= Work to do =
Copy the rows below word for word, from the first row through the line holding "candle-body (780, 267, 786, 274)", with both ends included.

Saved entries
• • • • • • •
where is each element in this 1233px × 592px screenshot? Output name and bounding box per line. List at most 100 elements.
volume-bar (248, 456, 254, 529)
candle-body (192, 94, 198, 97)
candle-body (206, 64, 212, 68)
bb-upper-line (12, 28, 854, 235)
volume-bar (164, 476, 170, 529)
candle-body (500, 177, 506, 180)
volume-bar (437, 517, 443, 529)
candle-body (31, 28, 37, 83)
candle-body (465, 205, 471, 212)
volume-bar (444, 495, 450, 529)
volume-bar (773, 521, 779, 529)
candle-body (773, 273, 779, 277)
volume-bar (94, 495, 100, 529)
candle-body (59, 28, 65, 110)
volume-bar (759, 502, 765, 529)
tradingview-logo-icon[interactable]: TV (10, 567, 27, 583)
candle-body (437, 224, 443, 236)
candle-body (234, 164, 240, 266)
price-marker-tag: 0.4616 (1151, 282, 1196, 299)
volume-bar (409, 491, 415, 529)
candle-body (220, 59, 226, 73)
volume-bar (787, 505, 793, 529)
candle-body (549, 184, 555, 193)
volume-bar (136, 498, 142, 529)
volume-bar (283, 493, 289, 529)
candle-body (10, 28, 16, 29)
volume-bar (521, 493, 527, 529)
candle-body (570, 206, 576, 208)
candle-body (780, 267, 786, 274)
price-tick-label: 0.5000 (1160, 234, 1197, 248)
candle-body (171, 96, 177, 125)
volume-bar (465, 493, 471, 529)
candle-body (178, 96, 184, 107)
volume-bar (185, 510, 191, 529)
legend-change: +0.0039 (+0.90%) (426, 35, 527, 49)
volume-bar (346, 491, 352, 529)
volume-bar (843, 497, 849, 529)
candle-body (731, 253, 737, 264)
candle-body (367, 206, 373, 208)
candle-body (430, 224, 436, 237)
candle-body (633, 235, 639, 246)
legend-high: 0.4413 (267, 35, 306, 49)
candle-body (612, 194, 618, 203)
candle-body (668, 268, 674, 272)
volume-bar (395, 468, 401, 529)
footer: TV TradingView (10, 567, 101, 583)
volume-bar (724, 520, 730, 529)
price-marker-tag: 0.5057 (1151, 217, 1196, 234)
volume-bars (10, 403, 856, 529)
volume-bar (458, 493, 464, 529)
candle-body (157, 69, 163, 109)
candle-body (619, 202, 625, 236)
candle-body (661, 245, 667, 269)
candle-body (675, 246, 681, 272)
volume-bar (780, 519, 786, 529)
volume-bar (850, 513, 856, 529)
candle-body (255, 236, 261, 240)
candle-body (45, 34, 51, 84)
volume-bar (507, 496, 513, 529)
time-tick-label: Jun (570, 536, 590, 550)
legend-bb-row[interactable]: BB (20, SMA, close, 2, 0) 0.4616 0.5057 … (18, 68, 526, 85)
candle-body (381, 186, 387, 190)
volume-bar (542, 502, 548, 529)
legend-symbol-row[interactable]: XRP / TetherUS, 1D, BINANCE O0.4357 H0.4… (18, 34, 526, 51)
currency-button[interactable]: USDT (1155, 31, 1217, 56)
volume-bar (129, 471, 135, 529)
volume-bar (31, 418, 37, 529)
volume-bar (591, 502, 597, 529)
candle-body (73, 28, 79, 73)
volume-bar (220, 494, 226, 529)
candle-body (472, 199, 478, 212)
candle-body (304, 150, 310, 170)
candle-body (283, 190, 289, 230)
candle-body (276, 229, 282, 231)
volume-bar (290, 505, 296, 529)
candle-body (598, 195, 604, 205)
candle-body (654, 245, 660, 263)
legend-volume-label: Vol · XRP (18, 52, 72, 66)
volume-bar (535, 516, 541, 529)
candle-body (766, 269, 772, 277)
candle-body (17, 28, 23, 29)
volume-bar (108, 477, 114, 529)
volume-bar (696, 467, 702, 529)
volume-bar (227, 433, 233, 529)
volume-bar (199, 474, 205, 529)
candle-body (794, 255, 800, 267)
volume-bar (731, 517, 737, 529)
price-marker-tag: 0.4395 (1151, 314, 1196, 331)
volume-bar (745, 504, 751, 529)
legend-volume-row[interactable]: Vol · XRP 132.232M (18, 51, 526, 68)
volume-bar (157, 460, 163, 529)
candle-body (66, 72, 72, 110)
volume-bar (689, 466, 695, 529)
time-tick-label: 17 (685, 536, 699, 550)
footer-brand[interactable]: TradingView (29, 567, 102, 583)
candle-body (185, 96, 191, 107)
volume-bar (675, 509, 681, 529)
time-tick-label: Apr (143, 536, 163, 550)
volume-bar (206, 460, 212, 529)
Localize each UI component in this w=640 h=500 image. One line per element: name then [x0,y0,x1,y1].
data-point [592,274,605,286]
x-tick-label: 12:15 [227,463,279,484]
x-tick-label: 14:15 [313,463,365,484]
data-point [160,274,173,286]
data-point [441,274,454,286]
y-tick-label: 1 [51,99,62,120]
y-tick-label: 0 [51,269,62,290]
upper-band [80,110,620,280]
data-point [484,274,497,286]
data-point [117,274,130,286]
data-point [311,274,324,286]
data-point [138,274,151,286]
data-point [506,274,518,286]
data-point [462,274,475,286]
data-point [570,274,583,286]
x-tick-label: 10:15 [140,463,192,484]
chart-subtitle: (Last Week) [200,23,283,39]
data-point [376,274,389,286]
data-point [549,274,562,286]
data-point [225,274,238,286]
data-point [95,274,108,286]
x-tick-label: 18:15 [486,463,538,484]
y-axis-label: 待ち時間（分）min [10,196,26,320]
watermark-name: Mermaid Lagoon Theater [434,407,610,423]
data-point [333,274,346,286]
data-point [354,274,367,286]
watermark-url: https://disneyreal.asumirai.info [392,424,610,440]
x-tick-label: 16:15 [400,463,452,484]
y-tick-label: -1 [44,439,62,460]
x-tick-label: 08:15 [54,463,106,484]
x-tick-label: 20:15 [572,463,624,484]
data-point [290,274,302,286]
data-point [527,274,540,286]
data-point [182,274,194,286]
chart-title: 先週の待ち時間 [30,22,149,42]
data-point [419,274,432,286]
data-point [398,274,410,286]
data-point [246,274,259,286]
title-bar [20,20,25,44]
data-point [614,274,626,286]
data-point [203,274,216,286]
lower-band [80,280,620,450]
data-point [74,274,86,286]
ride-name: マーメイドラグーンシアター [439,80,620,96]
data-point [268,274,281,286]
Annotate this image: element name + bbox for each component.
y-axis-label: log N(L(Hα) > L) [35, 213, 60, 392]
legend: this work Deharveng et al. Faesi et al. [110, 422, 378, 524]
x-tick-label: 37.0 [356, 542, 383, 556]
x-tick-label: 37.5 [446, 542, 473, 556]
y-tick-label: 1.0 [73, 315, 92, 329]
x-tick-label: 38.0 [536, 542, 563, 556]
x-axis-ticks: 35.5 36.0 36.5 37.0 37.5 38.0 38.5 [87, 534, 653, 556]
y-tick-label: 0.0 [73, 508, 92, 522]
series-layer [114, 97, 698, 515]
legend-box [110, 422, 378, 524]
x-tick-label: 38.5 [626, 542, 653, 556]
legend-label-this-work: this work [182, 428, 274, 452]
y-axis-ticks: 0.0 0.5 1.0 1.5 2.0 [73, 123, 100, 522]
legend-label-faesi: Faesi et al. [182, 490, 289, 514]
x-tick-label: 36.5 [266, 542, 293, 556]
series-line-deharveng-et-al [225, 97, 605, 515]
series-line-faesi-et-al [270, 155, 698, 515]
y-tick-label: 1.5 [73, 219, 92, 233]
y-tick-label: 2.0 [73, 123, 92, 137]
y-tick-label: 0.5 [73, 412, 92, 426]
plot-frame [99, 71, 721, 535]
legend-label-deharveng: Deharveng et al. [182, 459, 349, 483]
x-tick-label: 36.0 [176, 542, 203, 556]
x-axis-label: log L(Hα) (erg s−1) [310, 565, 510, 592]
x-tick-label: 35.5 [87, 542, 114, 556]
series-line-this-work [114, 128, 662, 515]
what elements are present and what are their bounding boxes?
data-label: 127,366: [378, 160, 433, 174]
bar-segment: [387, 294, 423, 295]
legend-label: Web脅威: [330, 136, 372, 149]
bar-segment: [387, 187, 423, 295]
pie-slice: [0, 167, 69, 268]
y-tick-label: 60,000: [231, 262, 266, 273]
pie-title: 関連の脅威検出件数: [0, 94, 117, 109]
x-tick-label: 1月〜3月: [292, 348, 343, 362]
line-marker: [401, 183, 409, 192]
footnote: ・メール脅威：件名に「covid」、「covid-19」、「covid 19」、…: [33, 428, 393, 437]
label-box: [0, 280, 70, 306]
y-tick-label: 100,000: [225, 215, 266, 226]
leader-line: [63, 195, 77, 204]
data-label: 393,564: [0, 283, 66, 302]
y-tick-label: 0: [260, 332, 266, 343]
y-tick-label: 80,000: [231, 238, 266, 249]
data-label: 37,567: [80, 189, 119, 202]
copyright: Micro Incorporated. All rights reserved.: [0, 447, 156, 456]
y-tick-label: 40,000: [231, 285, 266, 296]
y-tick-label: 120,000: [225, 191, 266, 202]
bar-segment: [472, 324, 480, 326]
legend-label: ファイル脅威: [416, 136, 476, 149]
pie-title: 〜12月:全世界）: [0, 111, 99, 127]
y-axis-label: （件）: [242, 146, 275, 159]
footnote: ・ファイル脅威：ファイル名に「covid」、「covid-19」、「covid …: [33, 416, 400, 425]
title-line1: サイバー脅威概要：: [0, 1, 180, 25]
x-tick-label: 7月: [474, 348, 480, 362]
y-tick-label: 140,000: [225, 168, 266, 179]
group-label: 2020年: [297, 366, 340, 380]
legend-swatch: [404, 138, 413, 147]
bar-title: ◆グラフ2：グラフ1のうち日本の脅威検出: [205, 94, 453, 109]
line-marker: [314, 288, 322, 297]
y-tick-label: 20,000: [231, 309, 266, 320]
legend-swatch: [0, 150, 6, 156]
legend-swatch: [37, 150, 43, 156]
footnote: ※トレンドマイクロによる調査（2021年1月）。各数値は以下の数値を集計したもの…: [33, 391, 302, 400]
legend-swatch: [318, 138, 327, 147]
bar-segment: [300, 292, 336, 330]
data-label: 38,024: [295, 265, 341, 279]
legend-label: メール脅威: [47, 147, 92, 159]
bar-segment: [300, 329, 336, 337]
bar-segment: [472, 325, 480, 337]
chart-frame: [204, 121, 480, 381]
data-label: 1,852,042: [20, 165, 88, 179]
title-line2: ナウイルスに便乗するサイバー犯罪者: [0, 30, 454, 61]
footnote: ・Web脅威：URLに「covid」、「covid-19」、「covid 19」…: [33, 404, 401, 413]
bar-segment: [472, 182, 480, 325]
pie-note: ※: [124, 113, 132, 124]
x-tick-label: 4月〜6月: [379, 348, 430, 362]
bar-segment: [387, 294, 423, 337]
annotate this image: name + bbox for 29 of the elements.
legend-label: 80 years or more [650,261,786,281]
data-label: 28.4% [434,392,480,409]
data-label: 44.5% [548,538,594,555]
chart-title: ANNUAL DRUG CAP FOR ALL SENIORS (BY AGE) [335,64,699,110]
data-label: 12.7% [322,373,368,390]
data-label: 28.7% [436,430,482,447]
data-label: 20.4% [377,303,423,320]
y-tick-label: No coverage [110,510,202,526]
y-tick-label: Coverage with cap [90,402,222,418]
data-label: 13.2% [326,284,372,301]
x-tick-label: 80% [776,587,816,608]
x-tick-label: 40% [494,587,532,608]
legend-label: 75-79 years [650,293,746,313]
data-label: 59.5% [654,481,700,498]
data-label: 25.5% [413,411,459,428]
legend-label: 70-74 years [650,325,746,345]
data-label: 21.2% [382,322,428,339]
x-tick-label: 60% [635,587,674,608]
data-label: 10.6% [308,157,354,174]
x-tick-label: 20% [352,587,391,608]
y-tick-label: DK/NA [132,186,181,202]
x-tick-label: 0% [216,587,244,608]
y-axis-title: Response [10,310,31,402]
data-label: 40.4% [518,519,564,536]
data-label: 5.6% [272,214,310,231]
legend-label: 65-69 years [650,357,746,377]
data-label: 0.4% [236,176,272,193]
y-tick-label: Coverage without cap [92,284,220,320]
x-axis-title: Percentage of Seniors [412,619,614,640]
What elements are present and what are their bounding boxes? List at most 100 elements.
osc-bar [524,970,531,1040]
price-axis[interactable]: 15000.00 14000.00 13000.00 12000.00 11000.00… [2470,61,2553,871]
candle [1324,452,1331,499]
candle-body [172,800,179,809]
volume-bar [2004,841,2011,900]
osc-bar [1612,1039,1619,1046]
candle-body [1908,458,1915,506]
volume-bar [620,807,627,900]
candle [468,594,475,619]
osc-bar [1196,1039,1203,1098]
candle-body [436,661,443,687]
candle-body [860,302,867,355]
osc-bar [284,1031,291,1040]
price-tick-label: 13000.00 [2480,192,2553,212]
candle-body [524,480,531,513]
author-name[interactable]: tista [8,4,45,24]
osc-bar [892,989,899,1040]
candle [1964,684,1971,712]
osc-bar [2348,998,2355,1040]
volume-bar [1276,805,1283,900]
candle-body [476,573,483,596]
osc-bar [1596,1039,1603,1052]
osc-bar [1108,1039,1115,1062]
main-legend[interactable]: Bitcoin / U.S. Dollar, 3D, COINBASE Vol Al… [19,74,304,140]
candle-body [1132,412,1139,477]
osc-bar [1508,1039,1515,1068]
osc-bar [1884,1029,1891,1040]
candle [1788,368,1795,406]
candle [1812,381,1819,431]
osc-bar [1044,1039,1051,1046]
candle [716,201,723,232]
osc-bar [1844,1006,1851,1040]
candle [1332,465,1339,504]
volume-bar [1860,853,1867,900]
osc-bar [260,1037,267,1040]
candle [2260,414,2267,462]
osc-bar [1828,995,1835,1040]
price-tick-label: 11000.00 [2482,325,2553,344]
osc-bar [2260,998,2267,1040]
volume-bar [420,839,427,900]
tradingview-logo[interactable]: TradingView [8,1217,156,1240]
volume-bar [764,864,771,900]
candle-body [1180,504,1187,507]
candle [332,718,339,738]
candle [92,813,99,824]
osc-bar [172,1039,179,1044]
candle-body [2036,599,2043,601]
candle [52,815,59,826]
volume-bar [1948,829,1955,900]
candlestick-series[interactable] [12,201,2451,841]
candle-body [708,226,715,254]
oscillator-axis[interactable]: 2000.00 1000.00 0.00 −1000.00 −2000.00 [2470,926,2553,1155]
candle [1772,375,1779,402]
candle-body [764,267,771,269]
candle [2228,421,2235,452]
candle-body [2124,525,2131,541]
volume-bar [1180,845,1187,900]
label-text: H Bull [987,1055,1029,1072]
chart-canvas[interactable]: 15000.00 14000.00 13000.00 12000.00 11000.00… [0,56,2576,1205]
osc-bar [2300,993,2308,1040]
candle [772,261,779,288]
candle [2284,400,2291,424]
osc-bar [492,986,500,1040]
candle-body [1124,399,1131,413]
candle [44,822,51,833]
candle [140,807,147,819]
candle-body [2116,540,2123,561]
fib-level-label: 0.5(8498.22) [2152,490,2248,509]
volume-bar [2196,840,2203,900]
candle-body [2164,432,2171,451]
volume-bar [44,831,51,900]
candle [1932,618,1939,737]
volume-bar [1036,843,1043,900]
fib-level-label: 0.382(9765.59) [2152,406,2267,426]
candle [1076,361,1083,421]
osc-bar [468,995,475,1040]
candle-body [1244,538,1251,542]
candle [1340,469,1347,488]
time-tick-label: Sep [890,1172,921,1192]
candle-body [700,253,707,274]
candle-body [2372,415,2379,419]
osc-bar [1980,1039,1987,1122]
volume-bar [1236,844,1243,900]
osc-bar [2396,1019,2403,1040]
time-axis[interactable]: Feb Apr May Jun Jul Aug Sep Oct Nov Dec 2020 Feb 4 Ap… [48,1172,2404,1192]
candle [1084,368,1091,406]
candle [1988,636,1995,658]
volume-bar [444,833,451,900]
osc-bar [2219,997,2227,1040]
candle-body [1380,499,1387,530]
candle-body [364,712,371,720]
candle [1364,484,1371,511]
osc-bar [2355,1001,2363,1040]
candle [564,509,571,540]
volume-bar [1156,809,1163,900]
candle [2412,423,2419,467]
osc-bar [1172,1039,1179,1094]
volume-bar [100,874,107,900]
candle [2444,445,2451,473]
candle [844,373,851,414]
• • • • • • •
= Problem solution =
where is each element in this 1233px × 592px screenshot? Output name and bounding box per line. List at most 100 elements.
volume-bar (248, 456, 254, 529)
candle-body (192, 94, 198, 97)
candle-body (206, 64, 212, 68)
bb-upper-line (12, 28, 854, 235)
volume-bar (164, 476, 170, 529)
candle-body (500, 177, 506, 180)
volume-bar (437, 517, 443, 529)
candle-body (31, 28, 37, 83)
candle-body (465, 205, 471, 212)
volume-bar (444, 495, 450, 529)
volume-bar (773, 521, 779, 529)
candle-body (773, 273, 779, 277)
volume-bar (94, 495, 100, 529)
candle-body (59, 28, 65, 110)
volume-bar (759, 502, 765, 529)
tradingview-logo-icon[interactable]: TV (10, 567, 27, 583)
candle-body (437, 224, 443, 236)
candle-body (234, 164, 240, 266)
price-marker-tag: 0.4616 (1151, 282, 1196, 299)
volume-bar (409, 491, 415, 529)
candle-body (220, 59, 226, 73)
volume-bar (787, 505, 793, 529)
candle-body (549, 184, 555, 193)
volume-bar (136, 498, 142, 529)
volume-bar (283, 493, 289, 529)
candle-body (10, 28, 16, 29)
volume-bar (521, 493, 527, 529)
candle-body (570, 206, 576, 208)
candle-body (780, 267, 786, 274)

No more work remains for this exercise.